- _What is asked_:
Set out every line bearing the string "none".

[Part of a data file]

........

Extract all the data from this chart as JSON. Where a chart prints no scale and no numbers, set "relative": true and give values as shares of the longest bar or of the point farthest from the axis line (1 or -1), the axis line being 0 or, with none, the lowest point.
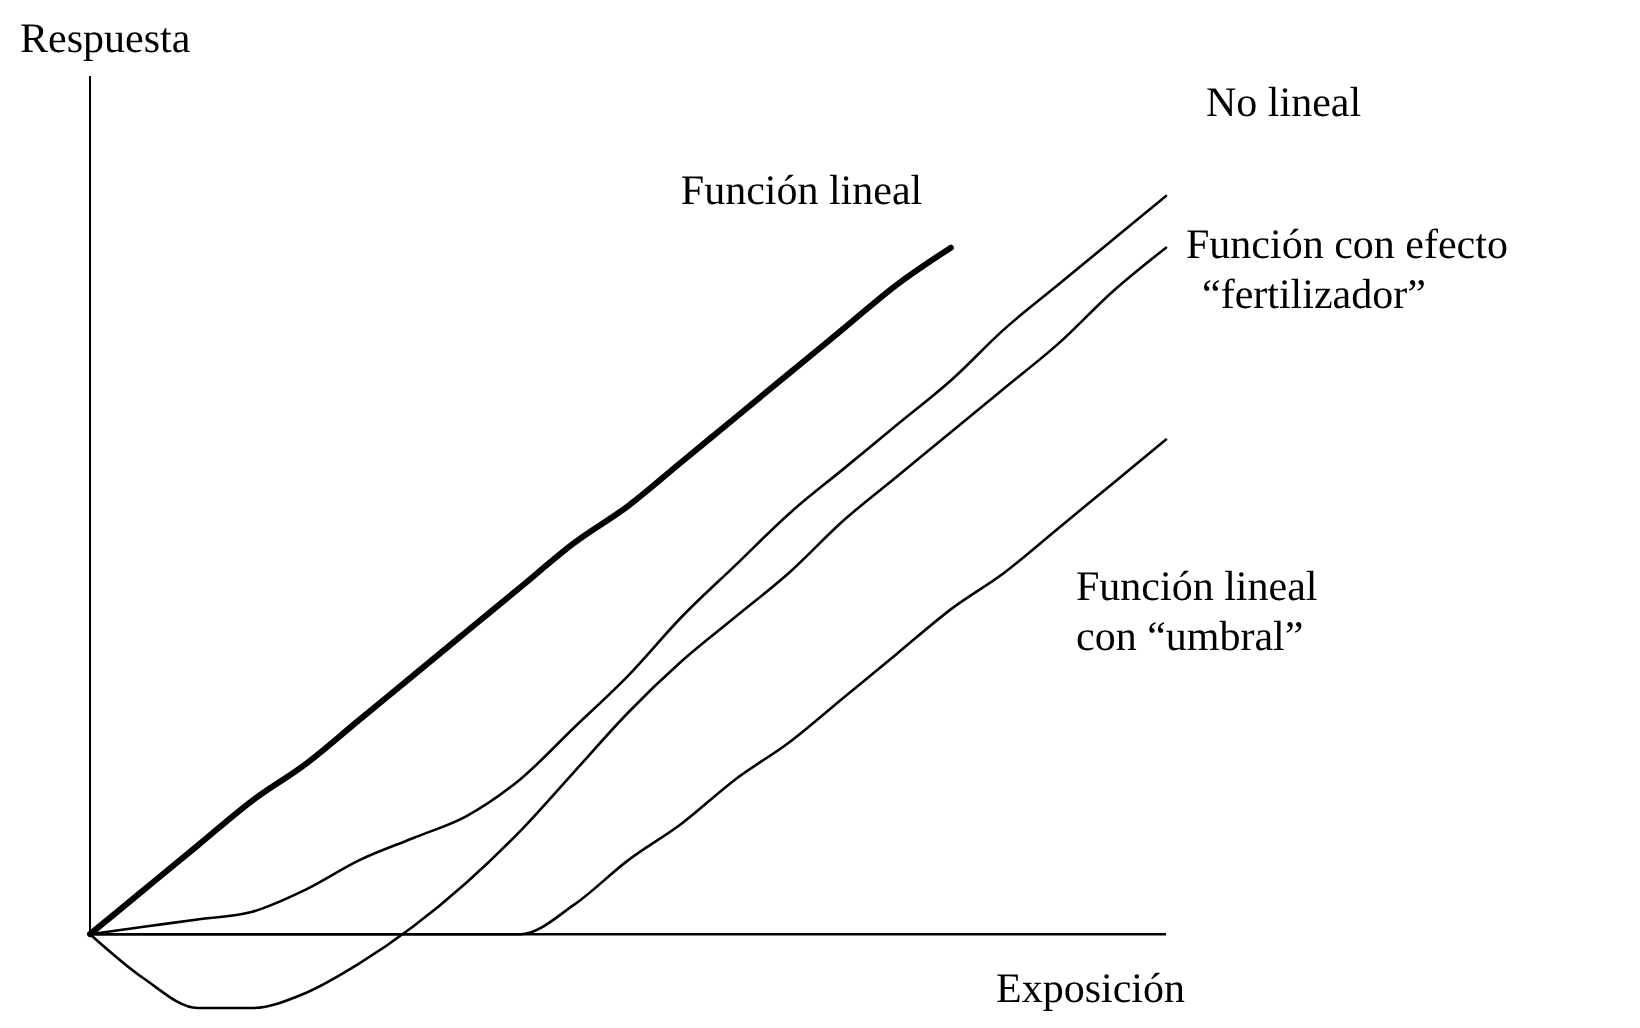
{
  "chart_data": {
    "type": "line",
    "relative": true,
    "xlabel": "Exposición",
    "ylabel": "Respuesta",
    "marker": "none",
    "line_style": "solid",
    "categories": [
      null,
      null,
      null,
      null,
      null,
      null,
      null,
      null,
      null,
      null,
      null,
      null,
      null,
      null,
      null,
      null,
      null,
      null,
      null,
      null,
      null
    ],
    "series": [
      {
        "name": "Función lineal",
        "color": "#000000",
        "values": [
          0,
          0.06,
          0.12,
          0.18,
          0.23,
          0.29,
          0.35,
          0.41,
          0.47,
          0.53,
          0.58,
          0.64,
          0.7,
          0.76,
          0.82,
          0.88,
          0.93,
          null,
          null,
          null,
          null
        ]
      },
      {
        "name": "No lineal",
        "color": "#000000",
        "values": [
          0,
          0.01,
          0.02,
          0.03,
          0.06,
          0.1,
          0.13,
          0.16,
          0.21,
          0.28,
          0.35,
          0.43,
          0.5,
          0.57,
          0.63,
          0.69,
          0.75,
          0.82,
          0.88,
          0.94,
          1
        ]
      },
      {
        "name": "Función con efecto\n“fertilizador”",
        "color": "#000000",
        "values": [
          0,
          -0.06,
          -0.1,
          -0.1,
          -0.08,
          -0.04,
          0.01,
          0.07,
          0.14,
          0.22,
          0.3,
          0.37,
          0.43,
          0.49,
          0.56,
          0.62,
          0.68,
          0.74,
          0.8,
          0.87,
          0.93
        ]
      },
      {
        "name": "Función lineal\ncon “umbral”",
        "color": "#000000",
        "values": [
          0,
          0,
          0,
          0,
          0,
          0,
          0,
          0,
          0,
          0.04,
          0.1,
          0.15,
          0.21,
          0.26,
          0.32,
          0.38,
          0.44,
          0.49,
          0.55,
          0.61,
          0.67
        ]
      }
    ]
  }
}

........

- _Exercise response_:
Extract all the data from this chart as JSON. Where a chart prints no scale and no numbers, set "relative": true and give values as shares of the longest bar or of the point farthest from the axis line (1 or -1), the axis line being 0 or, with none, the lowest point.
    "marker": "none",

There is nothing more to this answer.